##### Quoted text #####

Sat May 25, 1996, 8 PM
Mission Carmel Basilica

Sun Jun 2, 1996, 4 PM
Trinity Episcopal, SF



The choral works in this concert represent two distinct approaches to the composition of vocal music in general and sacred music in particular. Though they come from opposing regions of the German-speaking lands—the Catholic southeast versus the Lutheran northwest—their differences have less to do with either religion or geography than with the progression of ideas that swept across Europe in the late 16th and early 17th centuries.

The older approach is represented by the music of Jacobus Gallus (1550-91), especially in his Mass on Ich stund an einem Morgen. A composer of Slovenian birth, Gallus spent most of his professional life in the service of the Catholic Church in Austria. Writing at the end of the Renaissance, he was able to avail himself of musical ideas that had matured over two centuries, aafting a sophisticated synthesis of Franco-Flemish, German, and Italian styles. Contemporaries admired his music for its beautifully woven counterpoint, sometimes calling him “The Bohemian Palestrina,” a reference to the great Roman composer Giovanni Pierluigi Palestrina (1525-94) whose works were considered closest to the Platonic ideal of purity in musical form. Where Gallus actually surpassed Palestrina was in his command of rhythm. His skill in moving back and forth between double and triple meter and in using word accents to enhance rhythmic variety enabled him to create moments of excitement or serenity within the relatively static harmony and dense polyphonic texture characteristic of the style in which he wrote.

Gallus’s mass follows a form especially popular in the late Renaissance. Known as a “parody mass,” it bases the musical setting of the mass text on thematic material borrowed from another piece, such as a motet, or in this case a secular song, thereby also appropriating the mood or “affect” of the original source. This mass, which Gallus based on a song that had been popular in Germany for over a century, is infused with a sense of joy, which Gallus reinforces through the playfulness of his rhythmic inflections.

It is instructive to compare Gallus’s work with that of his compatriot, Hieronymus Bildstein (c1580-c1626), working in the same cultural environment only a generation later. While Bildstein was a skilled master of what was by then already being called then “the old style” (stile antico) or “first practice,” the majority of his surviving work, including the motet Omnes gentes plaudite manibus on this program, shows a decided turn toward a much different approach, influenced by ideas that had taken shape in and around Venice during the late 16th and early 17th century. The Venetians developed what came to be known as the “concertato” style, in which text was broken up into short phrases that were set to contrasting musical figures and tossed back and forth among the different voices of the ensemble. The Venetian approach was part of a much broader movement that arose in the major centers of northern Italy toward the end of the Renaissance. Its proponents were all concerned in various ways with developing a more expressive musical language to amplify the meaning of texts. One of their most important innovations—really a whole group of innovations—was in the music’s harmonic language, breaking free from the relative stasis and tranquillity of earlier practice. Harsh dissonances and the use of semi-tones (sharps and flats) outside the normal diatonic or modal scale were favorite expressive devices. The use of such unexpected notes and harmonies can create moments of great tension or poignancy within the music, heightening its emotional power.

##### Supplied data #####

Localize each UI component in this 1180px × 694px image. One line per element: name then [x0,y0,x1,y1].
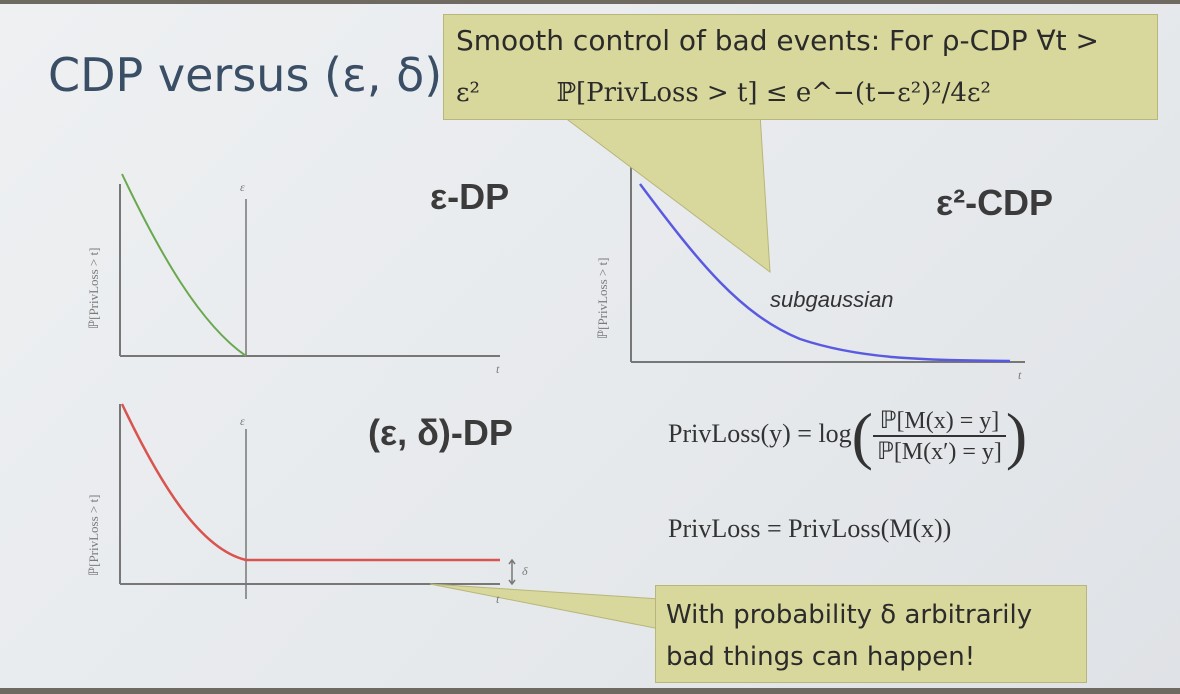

#####

In the concert program notes, what nickname did contemporaries give Jacobus Gallus?

"The Bohemian Palestrina"